YOUR GOAL
Can you find the lines of the listing that include "into" and copy every one?
+-------+
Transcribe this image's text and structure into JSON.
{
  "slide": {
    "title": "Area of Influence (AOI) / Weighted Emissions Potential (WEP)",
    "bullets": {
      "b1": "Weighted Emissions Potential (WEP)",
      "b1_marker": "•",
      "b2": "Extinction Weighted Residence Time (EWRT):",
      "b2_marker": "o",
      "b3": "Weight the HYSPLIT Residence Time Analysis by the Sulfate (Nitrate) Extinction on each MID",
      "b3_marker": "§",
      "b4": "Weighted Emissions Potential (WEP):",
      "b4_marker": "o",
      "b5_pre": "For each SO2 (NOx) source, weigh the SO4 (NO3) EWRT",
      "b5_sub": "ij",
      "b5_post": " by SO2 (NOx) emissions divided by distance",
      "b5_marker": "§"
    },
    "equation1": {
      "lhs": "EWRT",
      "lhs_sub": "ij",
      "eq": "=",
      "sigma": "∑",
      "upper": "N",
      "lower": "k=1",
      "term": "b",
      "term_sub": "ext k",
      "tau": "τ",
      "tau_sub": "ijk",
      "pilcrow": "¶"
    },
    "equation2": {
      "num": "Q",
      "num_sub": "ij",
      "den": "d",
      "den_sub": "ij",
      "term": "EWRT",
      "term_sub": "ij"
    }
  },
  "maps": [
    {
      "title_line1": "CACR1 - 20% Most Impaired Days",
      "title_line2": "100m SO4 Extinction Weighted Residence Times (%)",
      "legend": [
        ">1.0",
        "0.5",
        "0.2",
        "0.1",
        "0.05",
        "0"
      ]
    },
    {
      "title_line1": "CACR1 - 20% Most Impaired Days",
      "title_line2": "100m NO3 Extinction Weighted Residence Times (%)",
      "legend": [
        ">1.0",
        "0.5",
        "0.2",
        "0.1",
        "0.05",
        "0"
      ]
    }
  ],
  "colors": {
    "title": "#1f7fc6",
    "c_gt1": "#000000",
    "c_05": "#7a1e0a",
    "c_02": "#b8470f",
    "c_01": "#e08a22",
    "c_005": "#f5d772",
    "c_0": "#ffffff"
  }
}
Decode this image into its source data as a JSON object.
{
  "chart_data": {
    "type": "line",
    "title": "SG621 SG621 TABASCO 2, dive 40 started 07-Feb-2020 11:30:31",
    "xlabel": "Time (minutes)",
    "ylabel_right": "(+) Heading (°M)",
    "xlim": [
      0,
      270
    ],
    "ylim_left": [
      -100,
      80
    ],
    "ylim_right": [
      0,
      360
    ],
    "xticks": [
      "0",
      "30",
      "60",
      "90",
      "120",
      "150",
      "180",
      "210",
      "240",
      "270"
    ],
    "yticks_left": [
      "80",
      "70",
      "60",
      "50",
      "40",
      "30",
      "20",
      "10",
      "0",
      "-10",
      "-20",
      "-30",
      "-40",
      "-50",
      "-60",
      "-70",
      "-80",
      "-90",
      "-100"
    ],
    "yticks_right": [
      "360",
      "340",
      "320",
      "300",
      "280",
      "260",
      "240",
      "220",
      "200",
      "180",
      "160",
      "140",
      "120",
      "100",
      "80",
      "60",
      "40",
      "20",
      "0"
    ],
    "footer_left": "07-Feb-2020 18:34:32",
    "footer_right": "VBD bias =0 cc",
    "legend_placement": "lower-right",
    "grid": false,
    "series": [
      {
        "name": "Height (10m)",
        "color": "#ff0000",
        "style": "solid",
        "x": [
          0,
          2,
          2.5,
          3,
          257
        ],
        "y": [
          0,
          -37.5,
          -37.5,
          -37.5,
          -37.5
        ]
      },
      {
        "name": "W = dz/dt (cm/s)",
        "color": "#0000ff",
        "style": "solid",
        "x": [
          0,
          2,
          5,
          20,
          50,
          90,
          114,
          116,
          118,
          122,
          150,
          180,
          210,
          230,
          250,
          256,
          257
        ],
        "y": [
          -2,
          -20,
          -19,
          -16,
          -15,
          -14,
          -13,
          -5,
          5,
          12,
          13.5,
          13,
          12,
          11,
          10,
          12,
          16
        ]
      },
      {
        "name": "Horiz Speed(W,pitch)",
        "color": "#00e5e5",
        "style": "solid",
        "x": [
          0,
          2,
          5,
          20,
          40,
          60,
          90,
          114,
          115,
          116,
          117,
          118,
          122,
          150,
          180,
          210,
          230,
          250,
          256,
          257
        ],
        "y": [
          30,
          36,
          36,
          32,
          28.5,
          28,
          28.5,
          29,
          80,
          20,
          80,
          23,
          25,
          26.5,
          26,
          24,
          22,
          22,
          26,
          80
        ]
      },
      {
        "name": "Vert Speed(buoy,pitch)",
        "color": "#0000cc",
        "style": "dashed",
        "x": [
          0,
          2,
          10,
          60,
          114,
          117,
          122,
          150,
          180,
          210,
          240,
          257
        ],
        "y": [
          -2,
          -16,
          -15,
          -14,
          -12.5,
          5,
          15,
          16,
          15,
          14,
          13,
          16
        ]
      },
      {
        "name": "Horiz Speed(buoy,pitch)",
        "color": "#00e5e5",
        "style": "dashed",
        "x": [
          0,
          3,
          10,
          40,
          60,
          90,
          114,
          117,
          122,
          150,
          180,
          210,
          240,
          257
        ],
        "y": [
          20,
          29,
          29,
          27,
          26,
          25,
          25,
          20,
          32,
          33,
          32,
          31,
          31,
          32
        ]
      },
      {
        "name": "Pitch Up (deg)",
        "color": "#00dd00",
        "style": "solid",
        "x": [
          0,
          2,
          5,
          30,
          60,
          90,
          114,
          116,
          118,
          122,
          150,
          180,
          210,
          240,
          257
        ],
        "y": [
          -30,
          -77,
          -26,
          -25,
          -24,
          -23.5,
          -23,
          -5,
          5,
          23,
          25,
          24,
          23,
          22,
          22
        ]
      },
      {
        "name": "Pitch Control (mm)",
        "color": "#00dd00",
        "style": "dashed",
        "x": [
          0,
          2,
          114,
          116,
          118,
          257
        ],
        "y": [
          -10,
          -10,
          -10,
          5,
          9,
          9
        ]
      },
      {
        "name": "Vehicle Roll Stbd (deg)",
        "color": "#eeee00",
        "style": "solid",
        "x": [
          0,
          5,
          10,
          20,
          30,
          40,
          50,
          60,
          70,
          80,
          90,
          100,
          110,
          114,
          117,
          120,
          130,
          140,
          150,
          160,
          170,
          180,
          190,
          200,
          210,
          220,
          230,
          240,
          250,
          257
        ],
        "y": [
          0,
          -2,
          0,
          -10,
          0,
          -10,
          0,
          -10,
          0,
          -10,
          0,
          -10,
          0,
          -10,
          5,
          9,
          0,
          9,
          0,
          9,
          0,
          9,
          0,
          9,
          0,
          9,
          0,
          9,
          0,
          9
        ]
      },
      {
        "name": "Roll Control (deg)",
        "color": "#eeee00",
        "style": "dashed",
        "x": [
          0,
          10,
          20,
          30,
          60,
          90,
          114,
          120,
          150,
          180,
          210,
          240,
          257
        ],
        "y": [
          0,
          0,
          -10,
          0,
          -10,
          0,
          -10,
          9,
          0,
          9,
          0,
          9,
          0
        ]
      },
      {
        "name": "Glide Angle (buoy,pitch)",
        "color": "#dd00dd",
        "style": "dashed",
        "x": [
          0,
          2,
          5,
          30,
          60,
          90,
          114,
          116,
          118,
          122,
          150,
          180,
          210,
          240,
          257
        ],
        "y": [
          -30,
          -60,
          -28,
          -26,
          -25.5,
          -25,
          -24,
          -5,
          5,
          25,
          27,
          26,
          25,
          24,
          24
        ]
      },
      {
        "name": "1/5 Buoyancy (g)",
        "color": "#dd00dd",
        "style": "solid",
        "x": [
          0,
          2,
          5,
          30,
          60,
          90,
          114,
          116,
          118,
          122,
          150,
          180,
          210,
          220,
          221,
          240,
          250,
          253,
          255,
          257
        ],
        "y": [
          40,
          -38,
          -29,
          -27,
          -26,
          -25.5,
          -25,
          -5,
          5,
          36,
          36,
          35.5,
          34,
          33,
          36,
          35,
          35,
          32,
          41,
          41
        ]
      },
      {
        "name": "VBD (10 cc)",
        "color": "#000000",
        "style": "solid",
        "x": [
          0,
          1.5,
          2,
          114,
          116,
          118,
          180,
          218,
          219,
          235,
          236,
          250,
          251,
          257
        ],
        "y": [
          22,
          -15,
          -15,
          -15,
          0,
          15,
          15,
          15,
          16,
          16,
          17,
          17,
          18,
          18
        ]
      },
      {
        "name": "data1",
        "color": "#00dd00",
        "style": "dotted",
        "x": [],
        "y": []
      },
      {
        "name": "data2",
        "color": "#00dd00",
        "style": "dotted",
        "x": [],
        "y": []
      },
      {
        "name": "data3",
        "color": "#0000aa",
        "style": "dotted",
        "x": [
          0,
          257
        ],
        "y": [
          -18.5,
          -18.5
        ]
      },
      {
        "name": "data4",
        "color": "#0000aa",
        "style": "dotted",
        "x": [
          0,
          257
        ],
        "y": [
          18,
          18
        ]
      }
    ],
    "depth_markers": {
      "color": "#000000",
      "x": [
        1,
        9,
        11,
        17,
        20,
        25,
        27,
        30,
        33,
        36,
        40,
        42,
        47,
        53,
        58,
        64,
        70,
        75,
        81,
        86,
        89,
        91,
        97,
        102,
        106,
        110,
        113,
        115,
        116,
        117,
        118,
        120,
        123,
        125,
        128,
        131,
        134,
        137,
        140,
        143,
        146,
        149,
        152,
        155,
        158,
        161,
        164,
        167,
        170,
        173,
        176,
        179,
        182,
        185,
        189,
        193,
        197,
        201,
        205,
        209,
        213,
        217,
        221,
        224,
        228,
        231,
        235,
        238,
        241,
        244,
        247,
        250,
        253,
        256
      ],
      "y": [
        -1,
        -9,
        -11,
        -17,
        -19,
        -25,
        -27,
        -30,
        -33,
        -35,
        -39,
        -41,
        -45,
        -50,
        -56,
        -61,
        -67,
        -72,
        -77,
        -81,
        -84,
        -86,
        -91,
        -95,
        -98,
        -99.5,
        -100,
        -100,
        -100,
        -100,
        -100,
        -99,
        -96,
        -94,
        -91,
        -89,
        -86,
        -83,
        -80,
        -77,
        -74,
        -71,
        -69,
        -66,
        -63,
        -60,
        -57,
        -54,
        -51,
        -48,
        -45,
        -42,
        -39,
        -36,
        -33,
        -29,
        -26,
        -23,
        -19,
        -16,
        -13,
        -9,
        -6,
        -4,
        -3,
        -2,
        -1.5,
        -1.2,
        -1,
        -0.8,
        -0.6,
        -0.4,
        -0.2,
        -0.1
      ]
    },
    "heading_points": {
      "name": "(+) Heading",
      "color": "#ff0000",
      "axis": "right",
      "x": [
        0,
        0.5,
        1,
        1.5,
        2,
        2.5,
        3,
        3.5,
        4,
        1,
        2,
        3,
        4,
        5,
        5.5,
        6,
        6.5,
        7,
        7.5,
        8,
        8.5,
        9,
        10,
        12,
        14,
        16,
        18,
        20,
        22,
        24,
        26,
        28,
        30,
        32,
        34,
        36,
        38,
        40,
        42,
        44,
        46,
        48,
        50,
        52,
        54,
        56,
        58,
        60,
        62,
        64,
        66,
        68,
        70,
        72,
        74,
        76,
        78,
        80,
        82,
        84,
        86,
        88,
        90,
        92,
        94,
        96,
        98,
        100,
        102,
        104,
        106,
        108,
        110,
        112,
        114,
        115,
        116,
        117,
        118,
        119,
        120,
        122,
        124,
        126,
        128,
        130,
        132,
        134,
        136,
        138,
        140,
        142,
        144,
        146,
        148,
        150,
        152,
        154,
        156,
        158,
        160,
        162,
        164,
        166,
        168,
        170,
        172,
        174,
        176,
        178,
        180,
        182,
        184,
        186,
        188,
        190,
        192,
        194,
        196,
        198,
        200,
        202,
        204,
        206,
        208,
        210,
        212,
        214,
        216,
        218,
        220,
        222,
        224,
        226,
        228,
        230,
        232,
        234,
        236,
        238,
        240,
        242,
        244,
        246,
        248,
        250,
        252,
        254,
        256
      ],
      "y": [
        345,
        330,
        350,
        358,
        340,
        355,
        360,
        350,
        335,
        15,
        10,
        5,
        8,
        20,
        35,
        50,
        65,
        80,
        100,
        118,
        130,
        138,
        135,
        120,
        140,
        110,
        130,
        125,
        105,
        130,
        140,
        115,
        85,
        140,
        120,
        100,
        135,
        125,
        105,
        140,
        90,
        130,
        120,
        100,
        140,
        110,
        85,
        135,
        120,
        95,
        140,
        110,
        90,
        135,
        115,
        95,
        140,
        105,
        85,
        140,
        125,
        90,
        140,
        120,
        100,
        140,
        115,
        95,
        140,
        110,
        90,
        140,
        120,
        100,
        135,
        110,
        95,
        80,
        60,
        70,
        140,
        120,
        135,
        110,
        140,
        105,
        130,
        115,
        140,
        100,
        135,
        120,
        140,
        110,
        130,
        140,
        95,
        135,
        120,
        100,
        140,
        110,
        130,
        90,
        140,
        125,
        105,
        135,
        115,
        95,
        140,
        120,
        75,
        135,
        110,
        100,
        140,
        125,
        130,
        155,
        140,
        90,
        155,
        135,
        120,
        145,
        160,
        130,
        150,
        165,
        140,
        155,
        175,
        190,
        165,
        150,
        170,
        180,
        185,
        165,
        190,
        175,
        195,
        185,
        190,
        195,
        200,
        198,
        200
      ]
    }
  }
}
+-------+
THE REPLY
Transcribe this image's text and structure into JSON.
Decode this image into its source data as a JSON object.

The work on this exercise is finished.